» **Short exercise**:
For the data below, report only the number of lines containing the string "name".

════

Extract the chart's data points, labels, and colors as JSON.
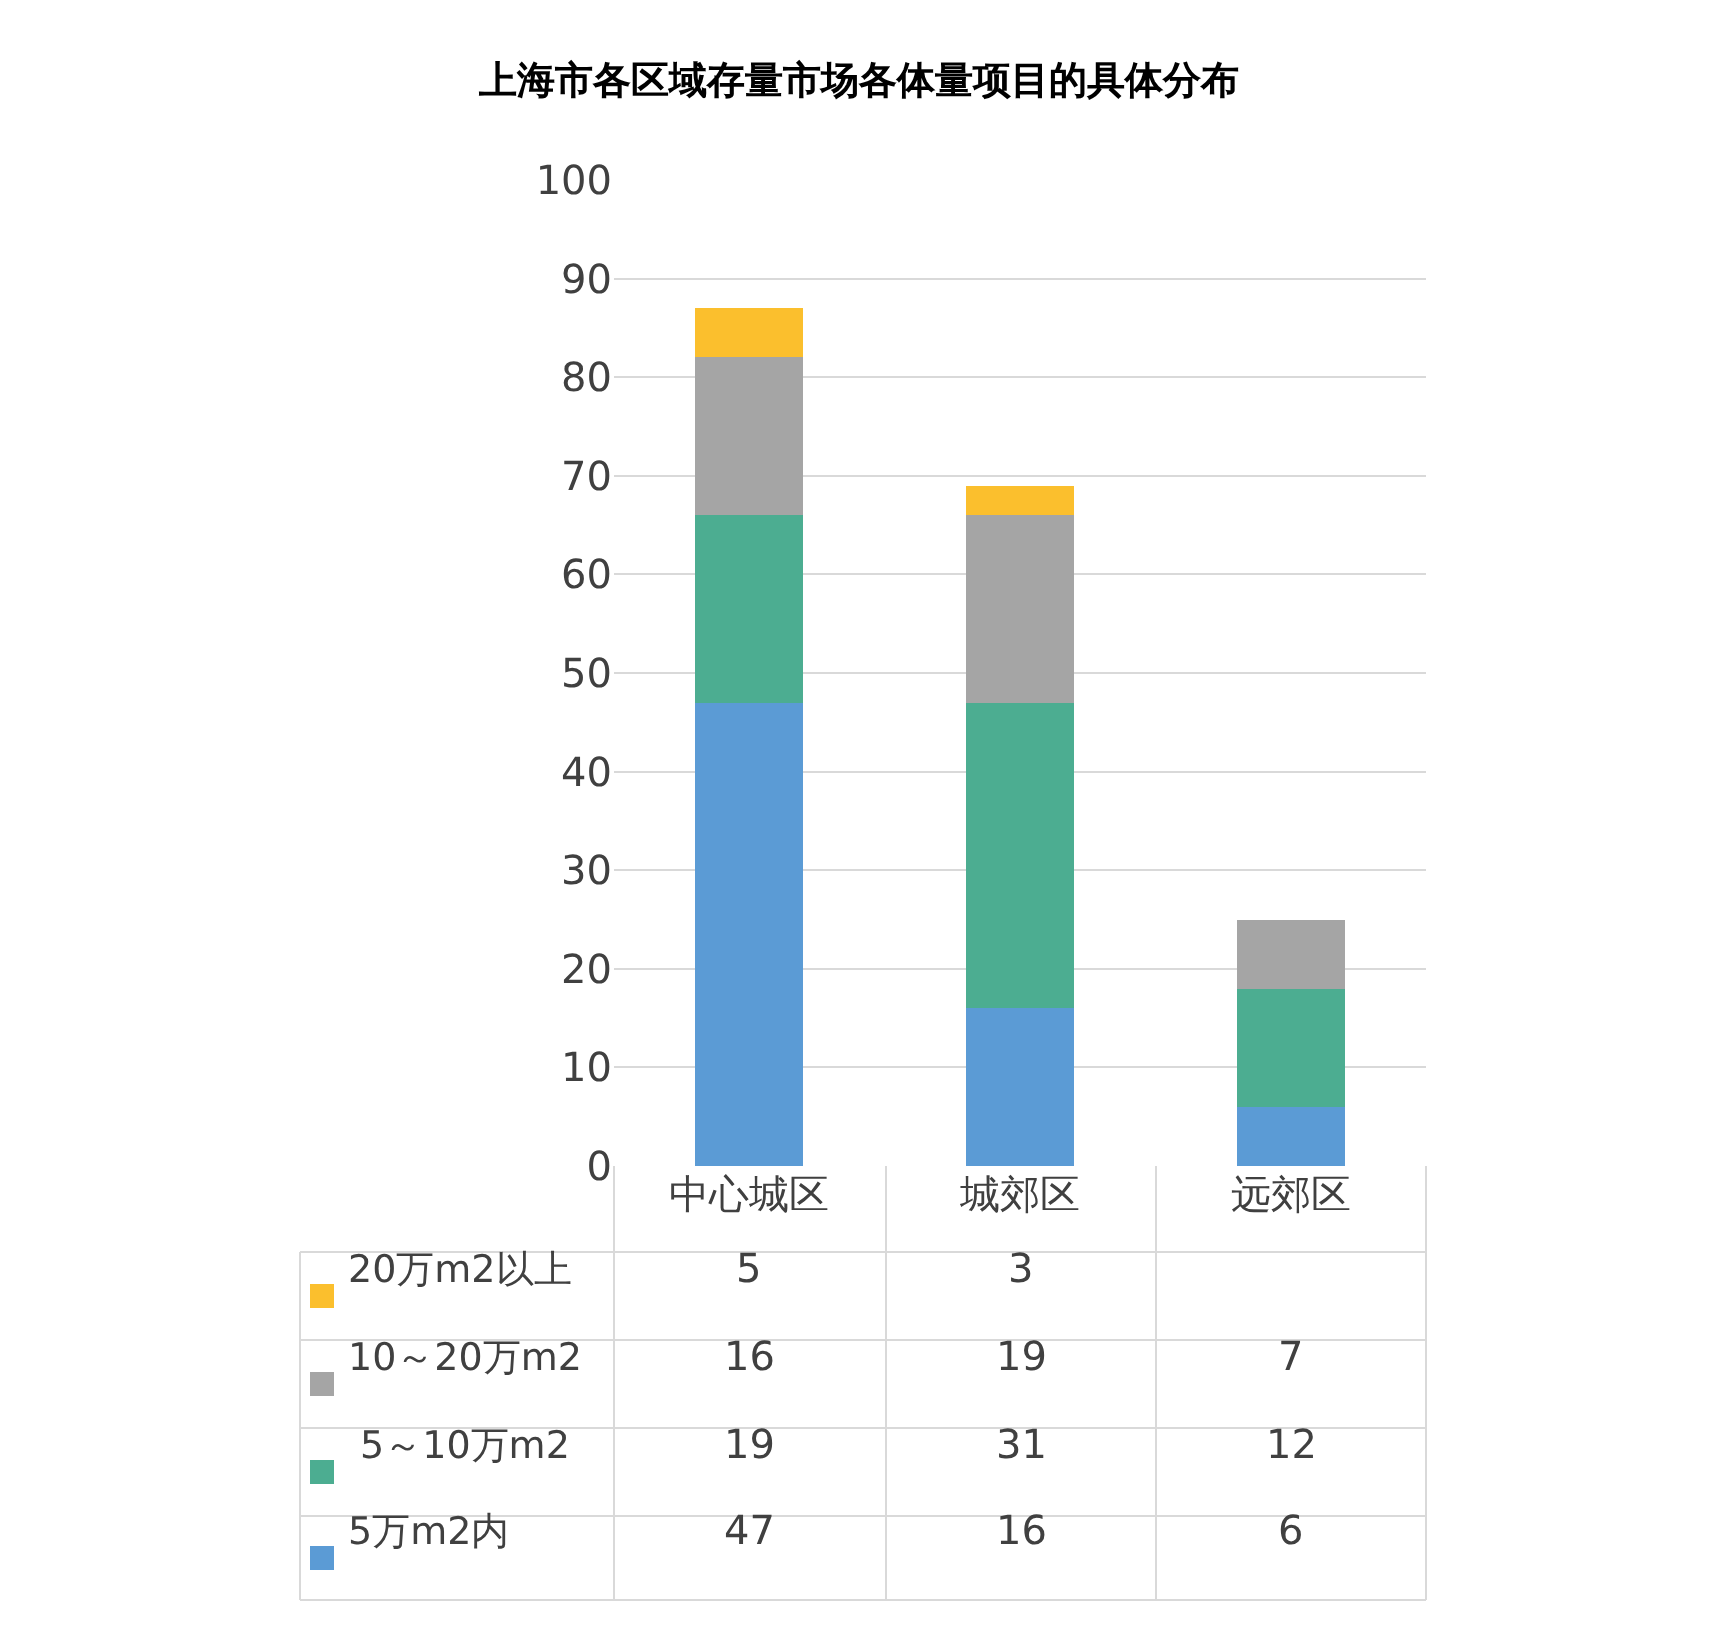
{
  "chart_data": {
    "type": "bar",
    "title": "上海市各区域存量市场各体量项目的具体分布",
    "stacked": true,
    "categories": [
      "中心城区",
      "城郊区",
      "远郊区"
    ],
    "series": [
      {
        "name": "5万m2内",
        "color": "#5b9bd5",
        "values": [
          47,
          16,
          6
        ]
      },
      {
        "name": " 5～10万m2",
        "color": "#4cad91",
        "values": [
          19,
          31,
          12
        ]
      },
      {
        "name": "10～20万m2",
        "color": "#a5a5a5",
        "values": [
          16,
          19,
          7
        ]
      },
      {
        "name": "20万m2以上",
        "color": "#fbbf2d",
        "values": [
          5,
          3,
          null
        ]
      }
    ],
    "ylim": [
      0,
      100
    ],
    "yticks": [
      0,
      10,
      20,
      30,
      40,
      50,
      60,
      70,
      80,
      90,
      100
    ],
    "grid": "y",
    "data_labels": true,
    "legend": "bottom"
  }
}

════

» **Answer below**:
4